_Task to carry out_. Quote every line from the very start of the lines down through the line that contains "total-label: Total — [401, 201, 425, 212]", including both ends.

## BEGIN Source material

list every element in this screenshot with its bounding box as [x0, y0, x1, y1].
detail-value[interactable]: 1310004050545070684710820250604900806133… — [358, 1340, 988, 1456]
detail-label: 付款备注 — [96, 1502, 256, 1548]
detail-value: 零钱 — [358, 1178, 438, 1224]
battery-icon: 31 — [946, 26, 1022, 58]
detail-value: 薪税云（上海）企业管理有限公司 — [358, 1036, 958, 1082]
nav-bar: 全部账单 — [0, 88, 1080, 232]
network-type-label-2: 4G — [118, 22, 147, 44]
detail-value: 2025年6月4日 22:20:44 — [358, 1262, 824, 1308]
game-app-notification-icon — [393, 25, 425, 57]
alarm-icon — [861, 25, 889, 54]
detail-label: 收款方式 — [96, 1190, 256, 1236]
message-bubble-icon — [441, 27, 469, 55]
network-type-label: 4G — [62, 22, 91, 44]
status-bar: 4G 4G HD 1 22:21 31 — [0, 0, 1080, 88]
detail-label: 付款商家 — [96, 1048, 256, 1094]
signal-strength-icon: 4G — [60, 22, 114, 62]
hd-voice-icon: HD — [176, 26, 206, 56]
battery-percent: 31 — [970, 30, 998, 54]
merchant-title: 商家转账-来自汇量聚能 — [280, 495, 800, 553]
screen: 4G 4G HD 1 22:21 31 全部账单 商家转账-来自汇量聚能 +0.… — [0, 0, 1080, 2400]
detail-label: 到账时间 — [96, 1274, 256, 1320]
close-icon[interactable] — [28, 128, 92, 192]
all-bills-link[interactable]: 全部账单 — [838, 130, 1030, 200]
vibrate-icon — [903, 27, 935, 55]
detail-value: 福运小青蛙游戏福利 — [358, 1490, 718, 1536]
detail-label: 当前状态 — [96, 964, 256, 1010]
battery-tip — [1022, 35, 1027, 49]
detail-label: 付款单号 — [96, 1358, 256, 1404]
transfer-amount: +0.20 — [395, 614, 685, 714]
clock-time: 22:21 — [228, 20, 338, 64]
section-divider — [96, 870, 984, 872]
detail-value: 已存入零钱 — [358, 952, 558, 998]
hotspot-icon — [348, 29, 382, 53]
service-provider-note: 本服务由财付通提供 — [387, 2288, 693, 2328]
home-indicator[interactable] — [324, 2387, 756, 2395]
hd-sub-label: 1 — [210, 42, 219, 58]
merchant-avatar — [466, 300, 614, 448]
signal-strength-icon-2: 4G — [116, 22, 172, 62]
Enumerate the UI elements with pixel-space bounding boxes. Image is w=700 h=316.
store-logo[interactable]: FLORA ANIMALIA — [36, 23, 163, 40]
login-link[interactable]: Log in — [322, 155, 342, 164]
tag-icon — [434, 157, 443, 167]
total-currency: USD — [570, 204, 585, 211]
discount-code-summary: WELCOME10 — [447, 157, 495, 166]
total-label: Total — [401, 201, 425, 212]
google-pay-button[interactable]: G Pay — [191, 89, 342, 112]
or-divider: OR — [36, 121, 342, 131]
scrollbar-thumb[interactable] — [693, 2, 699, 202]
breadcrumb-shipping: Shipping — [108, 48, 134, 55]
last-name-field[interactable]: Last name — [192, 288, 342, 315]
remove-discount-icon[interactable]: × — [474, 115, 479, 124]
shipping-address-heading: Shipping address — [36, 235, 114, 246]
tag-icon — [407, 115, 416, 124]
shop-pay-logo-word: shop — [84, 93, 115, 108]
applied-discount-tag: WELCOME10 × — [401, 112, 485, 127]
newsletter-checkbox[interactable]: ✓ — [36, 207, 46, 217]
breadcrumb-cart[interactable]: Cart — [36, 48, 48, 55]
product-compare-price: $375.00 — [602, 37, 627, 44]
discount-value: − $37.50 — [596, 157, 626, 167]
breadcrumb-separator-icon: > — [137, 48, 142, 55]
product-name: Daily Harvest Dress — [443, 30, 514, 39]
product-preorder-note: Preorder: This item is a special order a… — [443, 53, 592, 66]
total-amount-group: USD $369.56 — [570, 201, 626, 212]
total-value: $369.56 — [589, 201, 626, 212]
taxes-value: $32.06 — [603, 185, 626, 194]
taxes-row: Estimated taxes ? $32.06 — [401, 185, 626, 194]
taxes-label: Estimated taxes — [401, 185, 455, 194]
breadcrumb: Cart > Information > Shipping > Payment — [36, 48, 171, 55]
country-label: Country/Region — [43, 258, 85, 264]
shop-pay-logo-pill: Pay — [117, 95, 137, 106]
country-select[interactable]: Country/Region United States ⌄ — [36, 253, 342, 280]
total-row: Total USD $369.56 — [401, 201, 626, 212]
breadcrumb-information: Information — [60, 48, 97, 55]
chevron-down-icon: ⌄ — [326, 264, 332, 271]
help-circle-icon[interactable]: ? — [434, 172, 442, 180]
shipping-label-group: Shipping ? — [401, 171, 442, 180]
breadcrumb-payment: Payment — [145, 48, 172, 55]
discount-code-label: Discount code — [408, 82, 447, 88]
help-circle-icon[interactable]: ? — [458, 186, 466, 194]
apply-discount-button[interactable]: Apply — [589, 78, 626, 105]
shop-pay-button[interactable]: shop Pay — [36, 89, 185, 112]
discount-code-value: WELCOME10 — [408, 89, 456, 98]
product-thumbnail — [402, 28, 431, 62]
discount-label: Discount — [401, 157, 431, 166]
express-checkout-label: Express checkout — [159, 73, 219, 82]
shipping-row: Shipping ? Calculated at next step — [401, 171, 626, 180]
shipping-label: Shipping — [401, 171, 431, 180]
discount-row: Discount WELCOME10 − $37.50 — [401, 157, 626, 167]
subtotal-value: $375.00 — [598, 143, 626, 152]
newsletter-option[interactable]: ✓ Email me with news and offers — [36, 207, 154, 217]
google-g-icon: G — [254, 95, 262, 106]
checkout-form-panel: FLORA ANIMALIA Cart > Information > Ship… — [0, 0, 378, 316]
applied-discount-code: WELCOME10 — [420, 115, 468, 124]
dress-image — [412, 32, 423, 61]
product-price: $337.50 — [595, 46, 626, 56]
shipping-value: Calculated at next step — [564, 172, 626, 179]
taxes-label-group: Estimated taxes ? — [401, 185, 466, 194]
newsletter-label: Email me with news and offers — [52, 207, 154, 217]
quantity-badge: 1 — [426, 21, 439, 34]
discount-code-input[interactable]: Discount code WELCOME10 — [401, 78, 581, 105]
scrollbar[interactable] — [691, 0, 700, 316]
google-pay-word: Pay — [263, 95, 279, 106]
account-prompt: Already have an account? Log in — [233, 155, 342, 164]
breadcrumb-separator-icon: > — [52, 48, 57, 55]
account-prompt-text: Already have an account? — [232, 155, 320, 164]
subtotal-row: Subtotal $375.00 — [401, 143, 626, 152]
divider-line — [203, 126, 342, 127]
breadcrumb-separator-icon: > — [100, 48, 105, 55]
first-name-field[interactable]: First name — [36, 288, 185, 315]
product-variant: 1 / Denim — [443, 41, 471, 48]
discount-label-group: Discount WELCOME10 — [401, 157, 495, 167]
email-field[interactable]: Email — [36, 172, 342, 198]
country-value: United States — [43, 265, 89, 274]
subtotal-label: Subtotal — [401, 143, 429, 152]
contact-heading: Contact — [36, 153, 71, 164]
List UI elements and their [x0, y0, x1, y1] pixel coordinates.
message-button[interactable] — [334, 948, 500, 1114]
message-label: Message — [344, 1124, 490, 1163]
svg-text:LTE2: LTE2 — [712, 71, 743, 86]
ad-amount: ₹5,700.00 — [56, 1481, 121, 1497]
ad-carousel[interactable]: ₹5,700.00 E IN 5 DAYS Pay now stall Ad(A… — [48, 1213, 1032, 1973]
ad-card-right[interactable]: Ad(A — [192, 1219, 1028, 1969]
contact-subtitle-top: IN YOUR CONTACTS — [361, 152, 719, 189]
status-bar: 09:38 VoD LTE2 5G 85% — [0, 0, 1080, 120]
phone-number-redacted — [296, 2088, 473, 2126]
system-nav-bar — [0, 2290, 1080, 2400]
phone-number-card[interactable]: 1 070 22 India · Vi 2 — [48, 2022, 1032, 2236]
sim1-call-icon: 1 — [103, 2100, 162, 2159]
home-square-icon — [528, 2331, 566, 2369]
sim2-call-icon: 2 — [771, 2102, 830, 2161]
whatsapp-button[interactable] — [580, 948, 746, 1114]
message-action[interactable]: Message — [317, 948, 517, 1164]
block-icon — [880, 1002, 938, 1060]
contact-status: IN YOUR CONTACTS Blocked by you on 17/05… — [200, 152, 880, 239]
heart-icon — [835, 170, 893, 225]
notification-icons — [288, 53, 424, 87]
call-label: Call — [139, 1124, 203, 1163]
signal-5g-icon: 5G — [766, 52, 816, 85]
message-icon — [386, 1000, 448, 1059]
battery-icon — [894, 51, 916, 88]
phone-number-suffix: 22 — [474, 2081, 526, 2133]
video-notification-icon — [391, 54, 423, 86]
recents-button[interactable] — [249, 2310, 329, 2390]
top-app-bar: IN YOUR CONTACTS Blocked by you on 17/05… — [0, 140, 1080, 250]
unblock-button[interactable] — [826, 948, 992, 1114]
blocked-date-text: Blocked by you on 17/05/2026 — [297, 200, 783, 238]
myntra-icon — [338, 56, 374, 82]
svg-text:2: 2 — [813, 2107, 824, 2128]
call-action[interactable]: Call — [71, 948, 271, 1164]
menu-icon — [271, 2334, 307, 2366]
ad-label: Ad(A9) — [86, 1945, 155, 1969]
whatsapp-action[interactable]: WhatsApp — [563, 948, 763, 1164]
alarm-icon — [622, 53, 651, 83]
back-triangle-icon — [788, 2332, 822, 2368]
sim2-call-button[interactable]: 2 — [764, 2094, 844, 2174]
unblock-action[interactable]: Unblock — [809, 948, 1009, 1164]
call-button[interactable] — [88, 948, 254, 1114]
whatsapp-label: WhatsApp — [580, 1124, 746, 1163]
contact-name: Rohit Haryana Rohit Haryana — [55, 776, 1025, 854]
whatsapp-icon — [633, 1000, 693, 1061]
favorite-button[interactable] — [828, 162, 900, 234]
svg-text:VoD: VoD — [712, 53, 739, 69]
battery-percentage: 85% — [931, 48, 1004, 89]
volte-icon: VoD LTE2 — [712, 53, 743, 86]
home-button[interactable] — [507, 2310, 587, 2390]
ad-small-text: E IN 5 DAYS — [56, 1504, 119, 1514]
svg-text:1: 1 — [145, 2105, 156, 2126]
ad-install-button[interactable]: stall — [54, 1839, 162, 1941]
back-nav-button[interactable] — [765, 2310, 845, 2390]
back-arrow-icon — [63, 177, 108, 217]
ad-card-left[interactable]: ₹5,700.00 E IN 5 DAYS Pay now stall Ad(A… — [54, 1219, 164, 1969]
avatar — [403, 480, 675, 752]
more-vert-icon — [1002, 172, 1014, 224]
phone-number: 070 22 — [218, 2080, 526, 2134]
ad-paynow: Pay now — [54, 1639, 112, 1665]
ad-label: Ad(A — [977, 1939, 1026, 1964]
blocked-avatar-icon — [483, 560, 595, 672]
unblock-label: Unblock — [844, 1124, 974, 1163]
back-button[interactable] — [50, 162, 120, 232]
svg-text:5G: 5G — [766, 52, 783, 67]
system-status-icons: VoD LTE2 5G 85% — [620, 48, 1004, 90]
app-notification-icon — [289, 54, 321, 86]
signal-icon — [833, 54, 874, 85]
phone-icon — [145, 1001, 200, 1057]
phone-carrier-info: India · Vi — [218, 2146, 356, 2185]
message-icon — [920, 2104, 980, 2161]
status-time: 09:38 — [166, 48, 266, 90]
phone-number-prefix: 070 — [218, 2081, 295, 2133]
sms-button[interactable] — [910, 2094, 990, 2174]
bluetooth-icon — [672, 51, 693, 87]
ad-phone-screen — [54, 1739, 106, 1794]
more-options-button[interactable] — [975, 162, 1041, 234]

## END Source material

_Answer to this task_.
list every element in this screenshot with its bounding box as [x0, y0, x1, y1].
detail-value[interactable]: 1310004050545070684710820250604900806133… — [358, 1340, 988, 1456]
detail-label: 付款备注 — [96, 1502, 256, 1548]
detail-value: 零钱 — [358, 1178, 438, 1224]
battery-icon: 31 — [946, 26, 1022, 58]
detail-value: 薪税云（上海）企业管理有限公司 — [358, 1036, 958, 1082]
nav-bar: 全部账单 — [0, 88, 1080, 232]
network-type-label-2: 4G — [118, 22, 147, 44]
detail-value: 2025年6月4日 22:20:44 — [358, 1262, 824, 1308]
game-app-notification-icon — [393, 25, 425, 57]
alarm-icon — [861, 25, 889, 54]
detail-label: 收款方式 — [96, 1190, 256, 1236]
message-bubble-icon — [441, 27, 469, 55]
network-type-label: 4G — [62, 22, 91, 44]
status-bar: 4G 4G HD 1 22:21 31 — [0, 0, 1080, 88]
detail-label: 付款商家 — [96, 1048, 256, 1094]
signal-strength-icon: 4G — [60, 22, 114, 62]
hd-voice-icon: HD — [176, 26, 206, 56]
battery-percent: 31 — [970, 30, 998, 54]
merchant-title: 商家转账-来自汇量聚能 — [280, 495, 800, 553]
screen: 4G 4G HD 1 22:21 31 全部账单 商家转账-来自汇量聚能 +0.… — [0, 0, 1080, 2400]
detail-label: 到账时间 — [96, 1274, 256, 1320]
close-icon[interactable] — [28, 128, 92, 192]
all-bills-link[interactable]: 全部账单 — [838, 130, 1030, 200]
vibrate-icon — [903, 27, 935, 55]
detail-value: 福运小青蛙游戏福利 — [358, 1490, 718, 1536]
detail-label: 当前状态 — [96, 964, 256, 1010]
battery-tip — [1022, 35, 1027, 49]
detail-label: 付款单号 — [96, 1358, 256, 1404]
transfer-amount: +0.20 — [395, 614, 685, 714]
clock-time: 22:21 — [228, 20, 338, 64]
section-divider — [96, 870, 984, 872]
detail-value: 已存入零钱 — [358, 952, 558, 998]
hotspot-icon — [348, 29, 382, 53]
service-provider-note: 本服务由财付通提供 — [387, 2288, 693, 2328]
home-indicator[interactable] — [324, 2387, 756, 2395]
hd-sub-label: 1 — [210, 42, 219, 58]
merchant-avatar — [466, 300, 614, 448]
signal-strength-icon-2: 4G — [116, 22, 172, 62]
Enumerate the UI elements with pixel-space bounding boxes. Image is w=700 h=316.
store-logo[interactable]: FLORA ANIMALIA — [36, 23, 163, 40]
login-link[interactable]: Log in — [322, 155, 342, 164]
tag-icon — [434, 157, 443, 167]
total-currency: USD — [570, 204, 585, 211]
discount-code-summary: WELCOME10 — [447, 157, 495, 166]
total-label: Total — [401, 201, 425, 212]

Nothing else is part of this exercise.